**THE PROBLEM**
Go over the entries below line by line, copying each one that contains the word "Basic".

(Rows from a dataset)
● ● ● ● ●

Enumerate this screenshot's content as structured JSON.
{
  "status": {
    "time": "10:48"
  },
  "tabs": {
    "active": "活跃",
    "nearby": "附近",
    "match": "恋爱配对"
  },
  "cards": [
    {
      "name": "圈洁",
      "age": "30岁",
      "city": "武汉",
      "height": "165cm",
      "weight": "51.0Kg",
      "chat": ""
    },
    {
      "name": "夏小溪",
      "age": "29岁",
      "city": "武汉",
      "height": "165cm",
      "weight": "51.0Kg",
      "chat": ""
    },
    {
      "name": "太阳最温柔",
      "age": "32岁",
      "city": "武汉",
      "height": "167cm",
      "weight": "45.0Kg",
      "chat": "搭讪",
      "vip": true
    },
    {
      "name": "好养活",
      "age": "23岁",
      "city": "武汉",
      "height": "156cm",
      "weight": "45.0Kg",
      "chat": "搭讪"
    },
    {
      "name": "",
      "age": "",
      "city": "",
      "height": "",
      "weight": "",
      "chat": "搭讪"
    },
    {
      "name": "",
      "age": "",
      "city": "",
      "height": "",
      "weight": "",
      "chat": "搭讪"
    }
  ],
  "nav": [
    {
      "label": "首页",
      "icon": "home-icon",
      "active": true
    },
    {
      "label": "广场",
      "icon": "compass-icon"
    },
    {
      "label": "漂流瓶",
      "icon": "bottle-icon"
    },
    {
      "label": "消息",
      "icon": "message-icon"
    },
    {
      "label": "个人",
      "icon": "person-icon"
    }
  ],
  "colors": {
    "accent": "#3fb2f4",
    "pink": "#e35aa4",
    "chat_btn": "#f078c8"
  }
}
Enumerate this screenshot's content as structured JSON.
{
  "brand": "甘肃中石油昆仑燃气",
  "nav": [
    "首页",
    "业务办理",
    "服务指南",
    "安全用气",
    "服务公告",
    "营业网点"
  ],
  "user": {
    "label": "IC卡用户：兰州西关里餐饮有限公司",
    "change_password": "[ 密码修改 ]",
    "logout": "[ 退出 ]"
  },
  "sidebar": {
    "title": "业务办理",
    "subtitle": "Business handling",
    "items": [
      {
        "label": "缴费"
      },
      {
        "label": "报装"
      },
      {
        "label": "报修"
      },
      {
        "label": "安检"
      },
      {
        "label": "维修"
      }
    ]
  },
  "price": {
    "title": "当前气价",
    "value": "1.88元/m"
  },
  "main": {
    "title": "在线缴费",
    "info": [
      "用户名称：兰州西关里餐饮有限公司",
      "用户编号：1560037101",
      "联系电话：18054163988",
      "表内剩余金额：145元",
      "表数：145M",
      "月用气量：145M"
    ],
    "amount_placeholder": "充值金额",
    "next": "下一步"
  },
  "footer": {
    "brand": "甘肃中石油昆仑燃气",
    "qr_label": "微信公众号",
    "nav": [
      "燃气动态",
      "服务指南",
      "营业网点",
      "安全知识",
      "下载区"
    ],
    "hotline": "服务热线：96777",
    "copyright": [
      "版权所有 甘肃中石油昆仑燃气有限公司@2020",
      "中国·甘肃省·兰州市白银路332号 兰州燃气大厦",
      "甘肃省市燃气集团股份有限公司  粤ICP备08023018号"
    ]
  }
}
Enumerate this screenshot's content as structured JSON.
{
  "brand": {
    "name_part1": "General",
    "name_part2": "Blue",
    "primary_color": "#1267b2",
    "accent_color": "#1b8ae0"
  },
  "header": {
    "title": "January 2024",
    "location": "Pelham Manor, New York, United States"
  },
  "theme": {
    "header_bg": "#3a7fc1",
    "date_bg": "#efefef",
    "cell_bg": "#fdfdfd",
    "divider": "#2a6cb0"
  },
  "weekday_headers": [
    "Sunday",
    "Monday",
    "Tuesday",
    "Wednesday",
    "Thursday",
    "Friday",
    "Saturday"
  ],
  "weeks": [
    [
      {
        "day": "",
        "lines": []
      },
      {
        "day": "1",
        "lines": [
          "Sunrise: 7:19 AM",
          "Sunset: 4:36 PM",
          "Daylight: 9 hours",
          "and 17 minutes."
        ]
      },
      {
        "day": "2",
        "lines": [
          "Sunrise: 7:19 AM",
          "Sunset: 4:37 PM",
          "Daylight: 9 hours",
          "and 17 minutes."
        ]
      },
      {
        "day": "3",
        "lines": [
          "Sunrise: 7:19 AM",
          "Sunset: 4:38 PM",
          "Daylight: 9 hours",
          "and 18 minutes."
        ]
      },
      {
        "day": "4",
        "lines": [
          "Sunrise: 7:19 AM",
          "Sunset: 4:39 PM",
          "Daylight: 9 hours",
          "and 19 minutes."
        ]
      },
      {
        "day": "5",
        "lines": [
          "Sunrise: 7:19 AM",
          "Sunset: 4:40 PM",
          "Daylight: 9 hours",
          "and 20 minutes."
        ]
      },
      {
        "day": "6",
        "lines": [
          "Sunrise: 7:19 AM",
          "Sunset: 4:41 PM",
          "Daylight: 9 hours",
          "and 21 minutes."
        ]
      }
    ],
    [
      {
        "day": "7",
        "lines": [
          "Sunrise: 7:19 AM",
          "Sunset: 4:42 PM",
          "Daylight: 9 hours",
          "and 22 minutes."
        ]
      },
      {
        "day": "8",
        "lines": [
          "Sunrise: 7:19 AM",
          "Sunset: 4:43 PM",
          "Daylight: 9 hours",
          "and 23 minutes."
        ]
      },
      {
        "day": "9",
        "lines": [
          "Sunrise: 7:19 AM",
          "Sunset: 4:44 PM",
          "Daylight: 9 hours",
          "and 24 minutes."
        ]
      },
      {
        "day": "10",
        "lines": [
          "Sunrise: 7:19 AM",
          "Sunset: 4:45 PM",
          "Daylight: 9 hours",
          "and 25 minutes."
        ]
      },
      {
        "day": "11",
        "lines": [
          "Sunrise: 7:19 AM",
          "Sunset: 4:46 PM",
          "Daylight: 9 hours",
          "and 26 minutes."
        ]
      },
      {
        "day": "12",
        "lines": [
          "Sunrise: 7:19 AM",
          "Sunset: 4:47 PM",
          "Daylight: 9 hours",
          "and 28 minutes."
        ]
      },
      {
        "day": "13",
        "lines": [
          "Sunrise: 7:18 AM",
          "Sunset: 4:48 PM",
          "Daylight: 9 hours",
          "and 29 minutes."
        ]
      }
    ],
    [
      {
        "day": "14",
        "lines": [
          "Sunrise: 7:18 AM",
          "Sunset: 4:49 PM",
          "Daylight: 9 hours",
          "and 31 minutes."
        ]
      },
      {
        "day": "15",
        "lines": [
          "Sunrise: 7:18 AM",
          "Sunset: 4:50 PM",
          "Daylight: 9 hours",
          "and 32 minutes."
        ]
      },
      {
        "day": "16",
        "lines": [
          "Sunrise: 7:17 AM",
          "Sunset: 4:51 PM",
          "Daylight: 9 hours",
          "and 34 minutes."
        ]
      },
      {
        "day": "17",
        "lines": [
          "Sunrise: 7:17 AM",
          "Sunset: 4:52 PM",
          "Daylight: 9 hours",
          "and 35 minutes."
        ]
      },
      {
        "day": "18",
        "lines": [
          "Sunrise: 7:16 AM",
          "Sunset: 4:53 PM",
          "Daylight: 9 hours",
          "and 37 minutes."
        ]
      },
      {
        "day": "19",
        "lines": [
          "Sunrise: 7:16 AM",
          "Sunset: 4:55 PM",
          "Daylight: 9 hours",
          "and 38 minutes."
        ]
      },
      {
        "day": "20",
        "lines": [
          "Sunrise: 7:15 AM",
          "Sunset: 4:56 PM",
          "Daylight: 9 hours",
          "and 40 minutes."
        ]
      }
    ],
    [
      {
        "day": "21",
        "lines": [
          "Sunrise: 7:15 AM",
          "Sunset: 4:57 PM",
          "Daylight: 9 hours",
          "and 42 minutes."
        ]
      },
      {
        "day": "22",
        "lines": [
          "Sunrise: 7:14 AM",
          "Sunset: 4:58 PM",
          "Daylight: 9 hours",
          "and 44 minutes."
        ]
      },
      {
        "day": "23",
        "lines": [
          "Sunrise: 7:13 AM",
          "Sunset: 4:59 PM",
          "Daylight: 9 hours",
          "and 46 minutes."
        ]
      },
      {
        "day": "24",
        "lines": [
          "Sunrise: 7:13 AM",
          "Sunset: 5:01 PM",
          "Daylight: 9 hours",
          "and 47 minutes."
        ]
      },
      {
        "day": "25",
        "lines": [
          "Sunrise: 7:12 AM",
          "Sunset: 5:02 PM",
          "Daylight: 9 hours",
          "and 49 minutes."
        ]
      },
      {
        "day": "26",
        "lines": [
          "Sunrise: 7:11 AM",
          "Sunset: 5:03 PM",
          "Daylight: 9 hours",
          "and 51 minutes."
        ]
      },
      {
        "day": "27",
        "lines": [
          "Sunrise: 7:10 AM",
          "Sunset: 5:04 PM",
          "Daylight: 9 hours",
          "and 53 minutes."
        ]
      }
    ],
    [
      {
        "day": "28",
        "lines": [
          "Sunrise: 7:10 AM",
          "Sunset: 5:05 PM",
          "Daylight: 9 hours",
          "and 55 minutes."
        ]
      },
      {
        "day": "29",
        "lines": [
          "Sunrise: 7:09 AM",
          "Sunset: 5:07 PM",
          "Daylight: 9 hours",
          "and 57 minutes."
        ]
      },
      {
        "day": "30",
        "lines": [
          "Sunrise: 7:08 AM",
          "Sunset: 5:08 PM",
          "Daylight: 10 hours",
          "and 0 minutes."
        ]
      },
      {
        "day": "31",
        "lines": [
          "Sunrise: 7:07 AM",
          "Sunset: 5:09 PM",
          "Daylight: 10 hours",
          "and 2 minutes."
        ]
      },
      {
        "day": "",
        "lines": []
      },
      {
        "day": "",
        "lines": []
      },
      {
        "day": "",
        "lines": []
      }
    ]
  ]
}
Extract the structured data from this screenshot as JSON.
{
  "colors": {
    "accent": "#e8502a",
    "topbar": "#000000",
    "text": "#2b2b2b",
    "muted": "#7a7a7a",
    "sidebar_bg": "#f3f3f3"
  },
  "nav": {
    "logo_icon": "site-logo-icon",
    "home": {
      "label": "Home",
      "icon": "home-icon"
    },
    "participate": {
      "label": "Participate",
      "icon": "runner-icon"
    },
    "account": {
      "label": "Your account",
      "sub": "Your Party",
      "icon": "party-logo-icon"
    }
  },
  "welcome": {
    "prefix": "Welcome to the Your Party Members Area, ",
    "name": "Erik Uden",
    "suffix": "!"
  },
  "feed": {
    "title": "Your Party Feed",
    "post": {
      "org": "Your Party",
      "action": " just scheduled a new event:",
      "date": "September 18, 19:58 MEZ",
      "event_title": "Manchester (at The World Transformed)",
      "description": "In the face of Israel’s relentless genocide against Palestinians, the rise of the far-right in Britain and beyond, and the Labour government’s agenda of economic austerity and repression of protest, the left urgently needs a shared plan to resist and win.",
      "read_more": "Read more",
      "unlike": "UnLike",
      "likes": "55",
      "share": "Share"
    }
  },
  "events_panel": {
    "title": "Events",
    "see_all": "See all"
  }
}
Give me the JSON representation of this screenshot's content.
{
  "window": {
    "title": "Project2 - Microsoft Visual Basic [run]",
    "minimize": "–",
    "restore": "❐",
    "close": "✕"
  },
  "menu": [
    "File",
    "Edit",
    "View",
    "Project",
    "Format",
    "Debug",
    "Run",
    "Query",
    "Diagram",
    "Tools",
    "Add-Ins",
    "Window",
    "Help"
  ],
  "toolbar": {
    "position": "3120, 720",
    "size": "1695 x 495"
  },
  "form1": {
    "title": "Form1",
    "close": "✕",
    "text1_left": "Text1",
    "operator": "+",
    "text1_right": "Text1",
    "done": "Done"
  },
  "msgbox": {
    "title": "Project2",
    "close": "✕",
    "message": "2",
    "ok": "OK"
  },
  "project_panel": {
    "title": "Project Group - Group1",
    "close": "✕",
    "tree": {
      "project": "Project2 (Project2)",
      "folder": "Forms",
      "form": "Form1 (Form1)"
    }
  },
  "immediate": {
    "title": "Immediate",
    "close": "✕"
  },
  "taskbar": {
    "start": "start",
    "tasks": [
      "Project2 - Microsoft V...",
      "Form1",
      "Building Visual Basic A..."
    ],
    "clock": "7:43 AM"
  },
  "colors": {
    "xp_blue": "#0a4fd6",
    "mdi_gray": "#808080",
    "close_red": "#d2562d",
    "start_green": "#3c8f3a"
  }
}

● ● ● ● ●

**TASK OUTPUT**
    "title": "Project2 - Microsoft Visual Basic [run]",
      "Building Visual Basic A..."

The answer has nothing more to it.